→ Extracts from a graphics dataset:

● ● ● ● ●

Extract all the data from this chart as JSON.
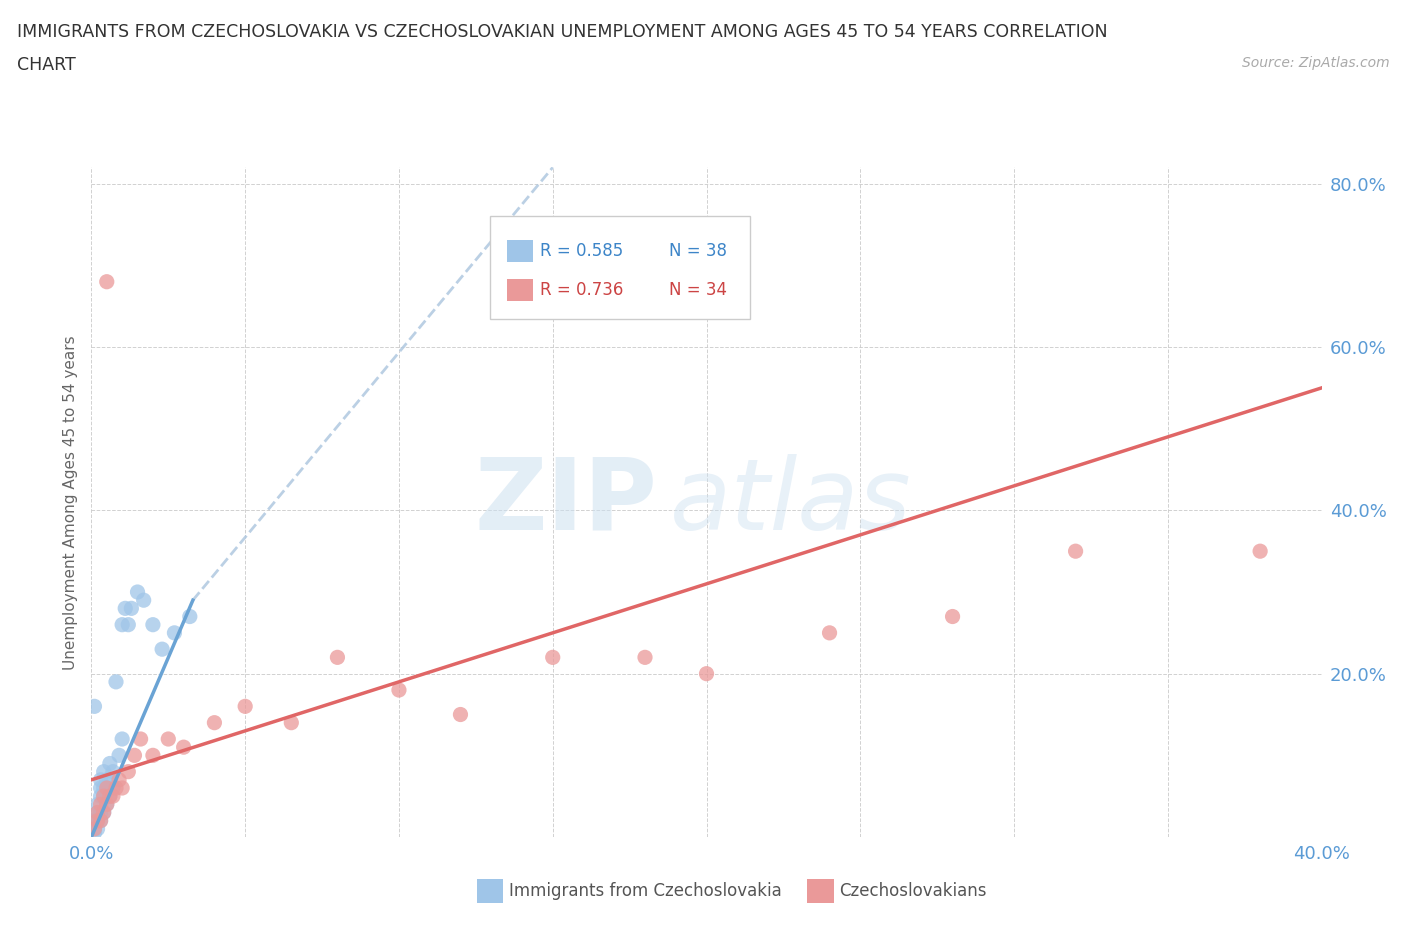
{
  "title_line1": "IMMIGRANTS FROM CZECHOSLOVAKIA VS CZECHOSLOVAKIAN UNEMPLOYMENT AMONG AGES 45 TO 54 YEARS CORRELATION",
  "title_line2": "CHART",
  "source": "Source: ZipAtlas.com",
  "ylabel": "Unemployment Among Ages 45 to 54 years",
  "xlim": [
    0.0,
    0.4
  ],
  "ylim": [
    0.0,
    0.82
  ],
  "xticks": [
    0.0,
    0.05,
    0.1,
    0.15,
    0.2,
    0.25,
    0.3,
    0.35,
    0.4
  ],
  "yticks": [
    0.0,
    0.2,
    0.4,
    0.6,
    0.8
  ],
  "xtick_labels": [
    "0.0%",
    "",
    "",
    "",
    "",
    "",
    "",
    "",
    "40.0%"
  ],
  "ytick_labels": [
    "",
    "20.0%",
    "40.0%",
    "60.0%",
    "80.0%"
  ],
  "legend_r1": "R = 0.585",
  "legend_n1": "N = 38",
  "legend_r2": "R = 0.736",
  "legend_n2": "N = 34",
  "color_blue": "#9fc5e8",
  "color_pink": "#ea9999",
  "color_blue_dark": "#3d85c8",
  "color_pink_dark": "#cc4444",
  "color_trendline_blue": "#6aa3d4",
  "color_trendline_blue_dash": "#b0c8e0",
  "color_trendline_pink": "#e06666",
  "watermark_color": "#cce0f0",
  "background_color": "#ffffff",
  "blue_scatter_x": [
    0.001,
    0.001,
    0.001,
    0.002,
    0.002,
    0.002,
    0.002,
    0.003,
    0.003,
    0.003,
    0.003,
    0.003,
    0.004,
    0.004,
    0.004,
    0.004,
    0.005,
    0.005,
    0.005,
    0.006,
    0.006,
    0.006,
    0.007,
    0.007,
    0.008,
    0.009,
    0.01,
    0.01,
    0.011,
    0.012,
    0.013,
    0.015,
    0.017,
    0.02,
    0.023,
    0.027,
    0.032,
    0.001
  ],
  "blue_scatter_y": [
    0.005,
    0.01,
    0.02,
    0.01,
    0.02,
    0.03,
    0.04,
    0.02,
    0.03,
    0.05,
    0.06,
    0.07,
    0.03,
    0.05,
    0.06,
    0.08,
    0.04,
    0.06,
    0.07,
    0.05,
    0.07,
    0.09,
    0.06,
    0.08,
    0.19,
    0.1,
    0.12,
    0.26,
    0.28,
    0.26,
    0.28,
    0.3,
    0.29,
    0.26,
    0.23,
    0.25,
    0.27,
    0.16
  ],
  "pink_scatter_x": [
    0.001,
    0.002,
    0.002,
    0.003,
    0.003,
    0.004,
    0.004,
    0.005,
    0.005,
    0.006,
    0.007,
    0.008,
    0.009,
    0.01,
    0.012,
    0.014,
    0.016,
    0.02,
    0.025,
    0.03,
    0.04,
    0.05,
    0.065,
    0.08,
    0.1,
    0.12,
    0.15,
    0.18,
    0.2,
    0.24,
    0.28,
    0.32,
    0.005,
    0.38
  ],
  "pink_scatter_y": [
    0.01,
    0.02,
    0.03,
    0.02,
    0.04,
    0.03,
    0.05,
    0.04,
    0.06,
    0.05,
    0.05,
    0.06,
    0.07,
    0.06,
    0.08,
    0.1,
    0.12,
    0.1,
    0.12,
    0.11,
    0.14,
    0.16,
    0.14,
    0.22,
    0.18,
    0.15,
    0.22,
    0.22,
    0.2,
    0.25,
    0.27,
    0.35,
    0.68,
    0.35
  ],
  "trendline_blue_x0": 0.0,
  "trendline_blue_y0": 0.0,
  "trendline_blue_x1": 0.033,
  "trendline_blue_y1": 0.29,
  "trendline_blue_dash_x0": 0.033,
  "trendline_blue_dash_y0": 0.29,
  "trendline_blue_dash_x1": 0.15,
  "trendline_blue_dash_y1": 0.82,
  "trendline_pink_x0": 0.0,
  "trendline_pink_y0": 0.07,
  "trendline_pink_x1": 0.4,
  "trendline_pink_y1": 0.55
}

● ● ● ● ●

→ Required work: Repeat the data exactly, excluding the pictures.

→ Result of the task:
Extract all the data from this chart as JSON.
{
  "title_line1": "IMMIGRANTS FROM CZECHOSLOVAKIA VS CZECHOSLOVAKIAN UNEMPLOYMENT AMONG AGES 45 TO 54 YEARS CORRELATION",
  "title_line2": "CHART",
  "source": "Source: ZipAtlas.com",
  "ylabel": "Unemployment Among Ages 45 to 54 years",
  "xlim": [
    0.0,
    0.4
  ],
  "ylim": [
    0.0,
    0.82
  ],
  "xticks": [
    0.0,
    0.05,
    0.1,
    0.15,
    0.2,
    0.25,
    0.3,
    0.35,
    0.4
  ],
  "yticks": [
    0.0,
    0.2,
    0.4,
    0.6,
    0.8
  ],
  "xtick_labels": [
    "0.0%",
    "",
    "",
    "",
    "",
    "",
    "",
    "",
    "40.0%"
  ],
  "ytick_labels": [
    "",
    "20.0%",
    "40.0%",
    "60.0%",
    "80.0%"
  ],
  "legend_r1": "R = 0.585",
  "legend_n1": "N = 38",
  "legend_r2": "R = 0.736",
  "legend_n2": "N = 34",
  "color_blue": "#9fc5e8",
  "color_pink": "#ea9999",
  "color_blue_dark": "#3d85c8",
  "color_pink_dark": "#cc4444",
  "color_trendline_blue": "#6aa3d4",
  "color_trendline_blue_dash": "#b0c8e0",
  "color_trendline_pink": "#e06666",
  "watermark_color": "#cce0f0",
  "background_color": "#ffffff",
  "blue_scatter_x": [
    0.001,
    0.001,
    0.001,
    0.002,
    0.002,
    0.002,
    0.002,
    0.003,
    0.003,
    0.003,
    0.003,
    0.003,
    0.004,
    0.004,
    0.004,
    0.004,
    0.005,
    0.005,
    0.005,
    0.006,
    0.006,
    0.006,
    0.007,
    0.007,
    0.008,
    0.009,
    0.01,
    0.01,
    0.011,
    0.012,
    0.013,
    0.015,
    0.017,
    0.02,
    0.023,
    0.027,
    0.032,
    0.001
  ],
  "blue_scatter_y": [
    0.005,
    0.01,
    0.02,
    0.01,
    0.02,
    0.03,
    0.04,
    0.02,
    0.03,
    0.05,
    0.06,
    0.07,
    0.03,
    0.05,
    0.06,
    0.08,
    0.04,
    0.06,
    0.07,
    0.05,
    0.07,
    0.09,
    0.06,
    0.08,
    0.19,
    0.1,
    0.12,
    0.26,
    0.28,
    0.26,
    0.28,
    0.3,
    0.29,
    0.26,
    0.23,
    0.25,
    0.27,
    0.16
  ],
  "pink_scatter_x": [
    0.001,
    0.002,
    0.002,
    0.003,
    0.003,
    0.004,
    0.004,
    0.005,
    0.005,
    0.006,
    0.007,
    0.008,
    0.009,
    0.01,
    0.012,
    0.014,
    0.016,
    0.02,
    0.025,
    0.03,
    0.04,
    0.05,
    0.065,
    0.08,
    0.1,
    0.12,
    0.15,
    0.18,
    0.2,
    0.24,
    0.28,
    0.32,
    0.005,
    0.38
  ],
  "pink_scatter_y": [
    0.01,
    0.02,
    0.03,
    0.02,
    0.04,
    0.03,
    0.05,
    0.04,
    0.06,
    0.05,
    0.05,
    0.06,
    0.07,
    0.06,
    0.08,
    0.1,
    0.12,
    0.1,
    0.12,
    0.11,
    0.14,
    0.16,
    0.14,
    0.22,
    0.18,
    0.15,
    0.22,
    0.22,
    0.2,
    0.25,
    0.27,
    0.35,
    0.68,
    0.35
  ],
  "trendline_blue_x0": 0.0,
  "trendline_blue_y0": 0.0,
  "trendline_blue_x1": 0.033,
  "trendline_blue_y1": 0.29,
  "trendline_blue_dash_x0": 0.033,
  "trendline_blue_dash_y0": 0.29,
  "trendline_blue_dash_x1": 0.15,
  "trendline_blue_dash_y1": 0.82,
  "trendline_pink_x0": 0.0,
  "trendline_pink_y0": 0.07,
  "trendline_pink_x1": 0.4,
  "trendline_pink_y1": 0.55
}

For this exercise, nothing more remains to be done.